**Objective:** Which lines contain the word "this"? Return each of them as written.

**Data excerpts:**
■ ■ ■

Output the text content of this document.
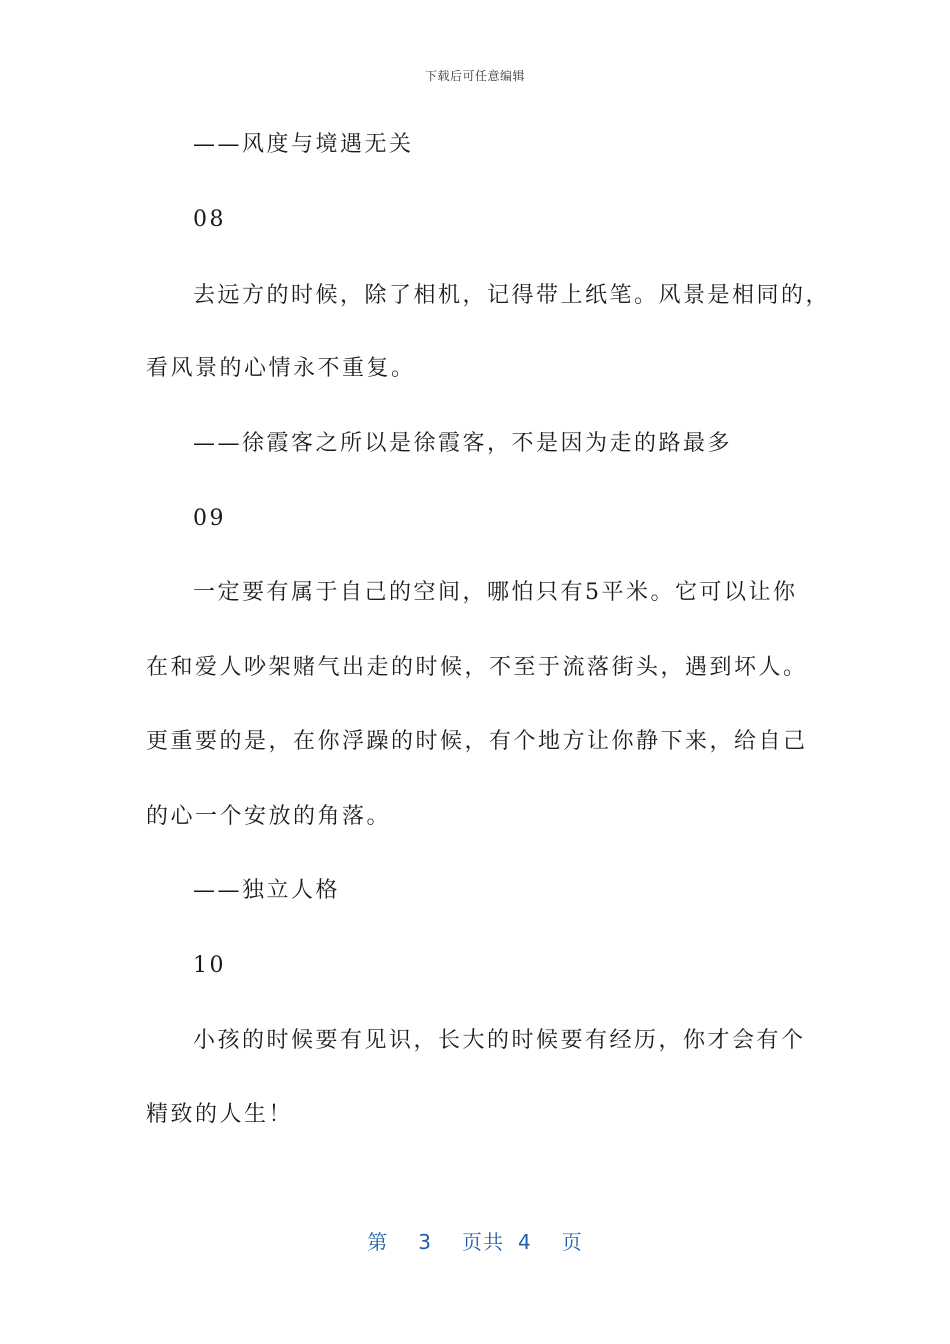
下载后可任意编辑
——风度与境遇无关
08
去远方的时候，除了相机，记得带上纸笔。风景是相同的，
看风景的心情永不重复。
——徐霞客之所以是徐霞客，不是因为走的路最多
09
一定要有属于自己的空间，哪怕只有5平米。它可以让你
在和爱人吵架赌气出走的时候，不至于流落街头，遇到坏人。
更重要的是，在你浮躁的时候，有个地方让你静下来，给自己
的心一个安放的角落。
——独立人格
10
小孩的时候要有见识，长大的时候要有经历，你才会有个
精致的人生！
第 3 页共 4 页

■ ■ ■

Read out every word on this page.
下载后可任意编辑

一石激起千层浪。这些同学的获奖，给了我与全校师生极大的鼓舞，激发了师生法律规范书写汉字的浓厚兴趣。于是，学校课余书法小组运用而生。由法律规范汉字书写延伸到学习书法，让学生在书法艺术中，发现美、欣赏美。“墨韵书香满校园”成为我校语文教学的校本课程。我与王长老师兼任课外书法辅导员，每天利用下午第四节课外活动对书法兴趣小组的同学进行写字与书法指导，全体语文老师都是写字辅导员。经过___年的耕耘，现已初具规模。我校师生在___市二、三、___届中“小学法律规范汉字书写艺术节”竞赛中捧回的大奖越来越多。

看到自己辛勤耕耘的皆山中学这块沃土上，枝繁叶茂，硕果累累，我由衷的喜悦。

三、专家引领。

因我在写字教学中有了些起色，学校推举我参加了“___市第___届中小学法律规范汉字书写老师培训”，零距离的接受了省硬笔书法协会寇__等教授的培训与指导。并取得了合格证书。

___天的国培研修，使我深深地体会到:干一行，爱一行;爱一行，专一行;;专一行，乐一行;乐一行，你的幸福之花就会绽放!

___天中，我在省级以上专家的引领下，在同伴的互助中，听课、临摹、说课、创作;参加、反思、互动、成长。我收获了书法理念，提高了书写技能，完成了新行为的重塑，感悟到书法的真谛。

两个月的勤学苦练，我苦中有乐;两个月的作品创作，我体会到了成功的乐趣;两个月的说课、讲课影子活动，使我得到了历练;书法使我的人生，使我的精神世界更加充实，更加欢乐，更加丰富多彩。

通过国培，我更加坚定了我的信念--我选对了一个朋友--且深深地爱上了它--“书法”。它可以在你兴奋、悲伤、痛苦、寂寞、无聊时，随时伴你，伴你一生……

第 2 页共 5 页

■ ■ ■

**Completed exercise:**
Output the text content of this document.
Read out every word on this page.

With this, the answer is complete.